Task statement:
Filter the listing and keep only the lines with the word "Curry".

Given data:
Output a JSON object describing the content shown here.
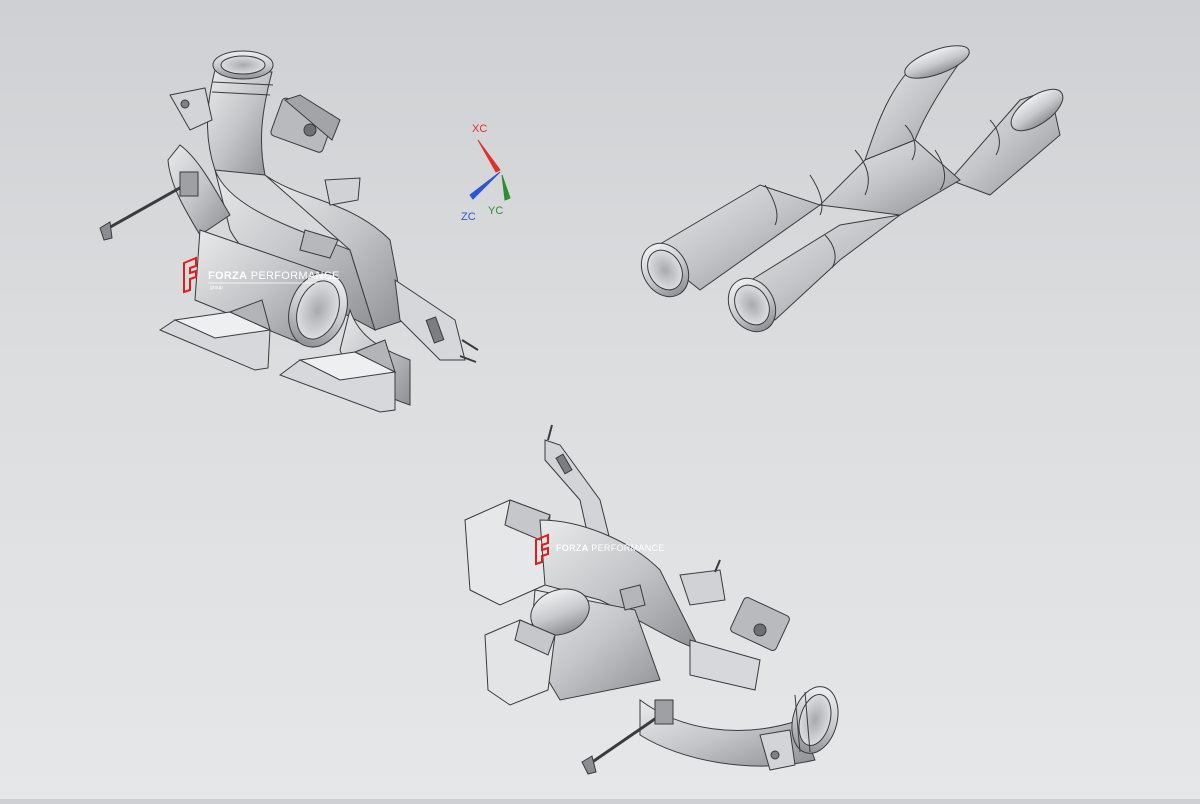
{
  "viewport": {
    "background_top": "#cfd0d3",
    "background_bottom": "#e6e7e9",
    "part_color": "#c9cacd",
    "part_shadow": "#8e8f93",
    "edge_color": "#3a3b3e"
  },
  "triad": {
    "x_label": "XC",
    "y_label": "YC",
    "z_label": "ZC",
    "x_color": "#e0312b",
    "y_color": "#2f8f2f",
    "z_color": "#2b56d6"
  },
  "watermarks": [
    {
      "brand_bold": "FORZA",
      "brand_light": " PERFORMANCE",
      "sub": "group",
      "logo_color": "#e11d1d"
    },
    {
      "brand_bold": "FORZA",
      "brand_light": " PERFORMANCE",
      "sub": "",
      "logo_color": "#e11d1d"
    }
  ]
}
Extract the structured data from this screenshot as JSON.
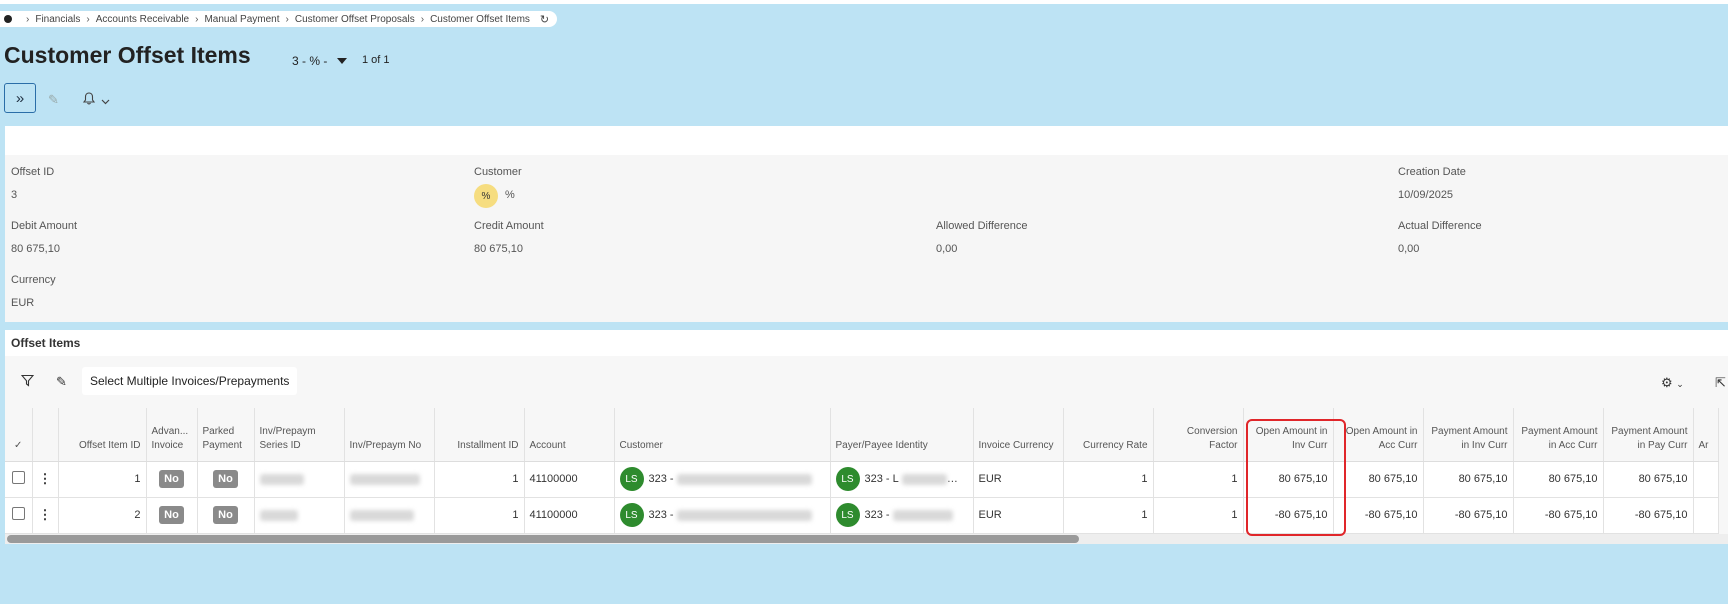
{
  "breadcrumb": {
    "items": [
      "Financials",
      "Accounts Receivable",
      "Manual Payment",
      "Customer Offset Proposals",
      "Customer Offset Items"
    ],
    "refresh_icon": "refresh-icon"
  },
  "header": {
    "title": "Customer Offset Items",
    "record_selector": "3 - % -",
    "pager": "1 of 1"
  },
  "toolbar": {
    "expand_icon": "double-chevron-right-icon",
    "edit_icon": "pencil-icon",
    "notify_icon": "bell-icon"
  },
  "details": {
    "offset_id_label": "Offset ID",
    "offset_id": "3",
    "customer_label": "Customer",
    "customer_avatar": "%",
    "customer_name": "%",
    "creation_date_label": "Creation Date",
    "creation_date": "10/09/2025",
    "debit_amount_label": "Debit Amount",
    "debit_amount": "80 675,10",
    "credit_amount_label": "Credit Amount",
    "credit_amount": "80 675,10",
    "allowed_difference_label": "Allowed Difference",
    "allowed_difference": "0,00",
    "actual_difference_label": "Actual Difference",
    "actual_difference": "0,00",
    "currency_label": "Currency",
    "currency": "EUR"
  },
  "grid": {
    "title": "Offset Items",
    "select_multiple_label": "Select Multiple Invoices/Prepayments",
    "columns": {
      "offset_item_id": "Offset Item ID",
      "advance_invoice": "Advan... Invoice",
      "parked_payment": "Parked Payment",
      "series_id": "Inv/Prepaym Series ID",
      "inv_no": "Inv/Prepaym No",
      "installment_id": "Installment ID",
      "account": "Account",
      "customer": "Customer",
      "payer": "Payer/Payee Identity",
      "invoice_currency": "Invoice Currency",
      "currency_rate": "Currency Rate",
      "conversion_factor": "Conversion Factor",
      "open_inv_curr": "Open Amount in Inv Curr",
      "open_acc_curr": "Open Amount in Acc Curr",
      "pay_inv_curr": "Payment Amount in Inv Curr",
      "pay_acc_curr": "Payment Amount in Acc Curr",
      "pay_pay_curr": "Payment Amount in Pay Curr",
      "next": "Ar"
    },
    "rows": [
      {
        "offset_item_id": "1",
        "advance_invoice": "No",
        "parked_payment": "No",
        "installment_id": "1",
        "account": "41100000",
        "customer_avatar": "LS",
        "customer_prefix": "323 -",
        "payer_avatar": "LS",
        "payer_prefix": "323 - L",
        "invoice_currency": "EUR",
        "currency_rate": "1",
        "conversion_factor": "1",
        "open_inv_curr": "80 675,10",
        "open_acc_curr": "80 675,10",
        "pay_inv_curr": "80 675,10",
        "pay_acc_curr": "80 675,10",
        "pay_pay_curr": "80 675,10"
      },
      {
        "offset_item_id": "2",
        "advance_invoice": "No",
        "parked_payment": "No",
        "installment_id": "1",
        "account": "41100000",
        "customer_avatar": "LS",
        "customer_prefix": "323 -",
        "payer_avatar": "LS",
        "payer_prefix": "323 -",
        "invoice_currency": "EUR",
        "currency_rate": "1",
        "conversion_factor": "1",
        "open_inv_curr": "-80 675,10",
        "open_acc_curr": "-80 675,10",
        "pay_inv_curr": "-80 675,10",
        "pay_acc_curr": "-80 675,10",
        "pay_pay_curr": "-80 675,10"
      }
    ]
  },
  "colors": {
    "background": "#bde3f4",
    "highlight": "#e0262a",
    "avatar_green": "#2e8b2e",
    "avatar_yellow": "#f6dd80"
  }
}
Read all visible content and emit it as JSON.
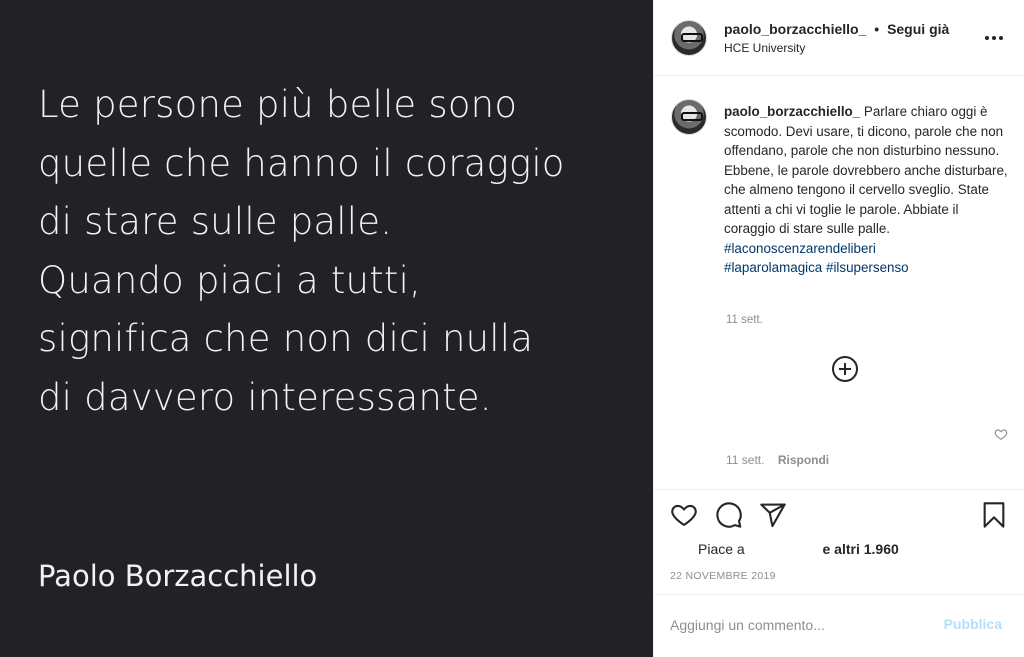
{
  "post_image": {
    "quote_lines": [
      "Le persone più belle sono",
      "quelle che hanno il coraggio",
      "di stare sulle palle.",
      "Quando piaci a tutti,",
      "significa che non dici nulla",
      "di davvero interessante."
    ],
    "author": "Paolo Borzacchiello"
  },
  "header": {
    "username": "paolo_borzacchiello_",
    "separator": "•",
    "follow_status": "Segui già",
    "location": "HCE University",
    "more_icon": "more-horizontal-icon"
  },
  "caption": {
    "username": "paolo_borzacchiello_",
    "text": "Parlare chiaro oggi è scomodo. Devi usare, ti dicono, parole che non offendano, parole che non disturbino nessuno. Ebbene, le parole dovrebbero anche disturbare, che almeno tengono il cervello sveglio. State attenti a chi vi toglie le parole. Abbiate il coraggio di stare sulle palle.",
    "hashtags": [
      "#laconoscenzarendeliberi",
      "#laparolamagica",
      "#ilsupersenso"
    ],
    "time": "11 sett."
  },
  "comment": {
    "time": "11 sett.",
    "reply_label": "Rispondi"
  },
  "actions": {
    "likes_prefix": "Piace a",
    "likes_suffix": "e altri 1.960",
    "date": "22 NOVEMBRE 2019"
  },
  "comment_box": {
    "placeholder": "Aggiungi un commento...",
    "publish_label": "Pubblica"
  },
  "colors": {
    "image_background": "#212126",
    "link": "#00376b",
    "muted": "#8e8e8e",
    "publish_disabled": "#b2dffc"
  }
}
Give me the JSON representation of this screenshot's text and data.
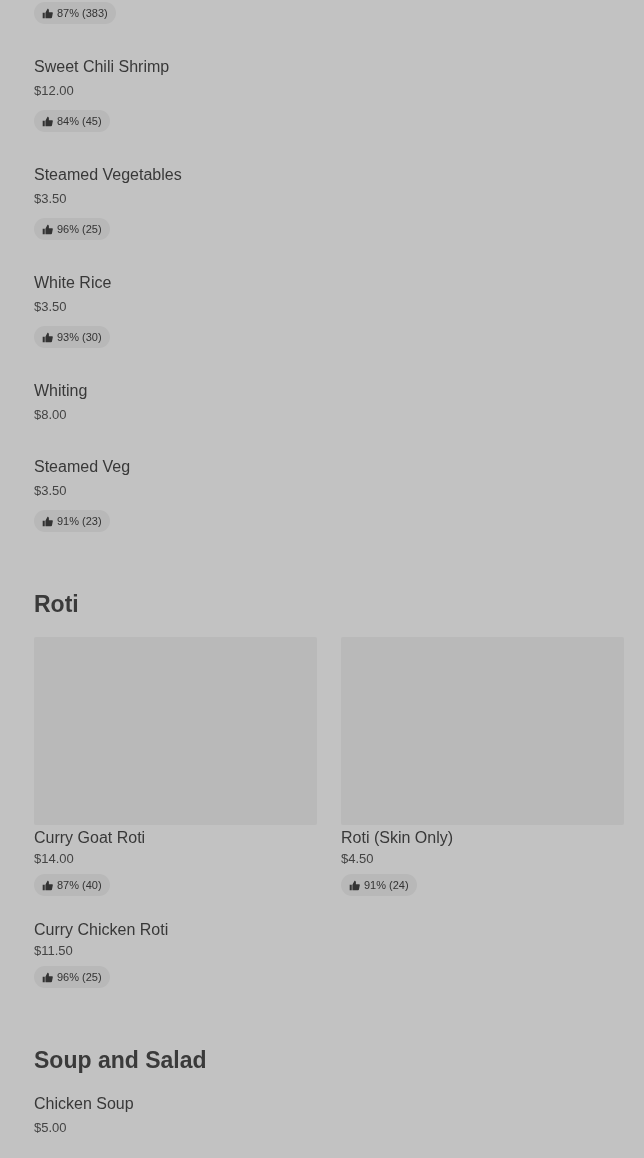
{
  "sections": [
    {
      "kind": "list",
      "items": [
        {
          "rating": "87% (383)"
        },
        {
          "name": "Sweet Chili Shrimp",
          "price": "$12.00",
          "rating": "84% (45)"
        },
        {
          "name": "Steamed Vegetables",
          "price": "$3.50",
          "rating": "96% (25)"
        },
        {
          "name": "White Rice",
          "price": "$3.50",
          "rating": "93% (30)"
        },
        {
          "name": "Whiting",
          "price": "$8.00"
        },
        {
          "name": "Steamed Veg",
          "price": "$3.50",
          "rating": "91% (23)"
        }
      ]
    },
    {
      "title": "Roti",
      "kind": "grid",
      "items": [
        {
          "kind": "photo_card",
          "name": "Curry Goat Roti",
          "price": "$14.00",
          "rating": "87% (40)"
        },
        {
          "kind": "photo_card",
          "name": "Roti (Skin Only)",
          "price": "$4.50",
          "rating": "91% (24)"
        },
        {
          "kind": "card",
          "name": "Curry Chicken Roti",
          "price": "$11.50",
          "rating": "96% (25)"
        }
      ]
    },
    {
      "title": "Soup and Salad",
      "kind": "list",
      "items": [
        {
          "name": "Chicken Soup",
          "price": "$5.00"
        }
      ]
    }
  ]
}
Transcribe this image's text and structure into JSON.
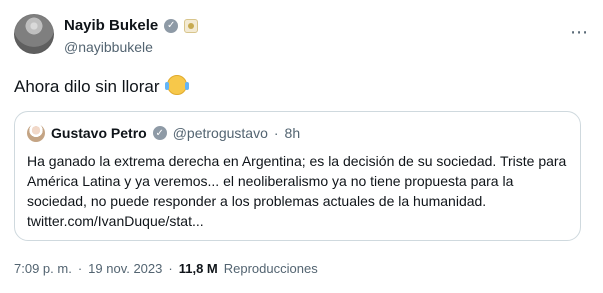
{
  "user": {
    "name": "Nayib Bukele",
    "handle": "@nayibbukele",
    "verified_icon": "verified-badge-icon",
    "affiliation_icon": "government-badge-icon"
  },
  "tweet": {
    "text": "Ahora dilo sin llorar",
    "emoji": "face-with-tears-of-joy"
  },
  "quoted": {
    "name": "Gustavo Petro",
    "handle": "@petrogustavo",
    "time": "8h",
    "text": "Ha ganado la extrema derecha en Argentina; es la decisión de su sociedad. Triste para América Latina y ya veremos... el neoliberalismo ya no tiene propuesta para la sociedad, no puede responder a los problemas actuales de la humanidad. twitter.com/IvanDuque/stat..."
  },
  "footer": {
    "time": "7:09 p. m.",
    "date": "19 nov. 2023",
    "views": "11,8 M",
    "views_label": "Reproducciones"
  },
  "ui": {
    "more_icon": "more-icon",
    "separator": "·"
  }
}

Complete answer:
          "name": "Curry Goat Roti",
          "name": "Curry Chicken Roti",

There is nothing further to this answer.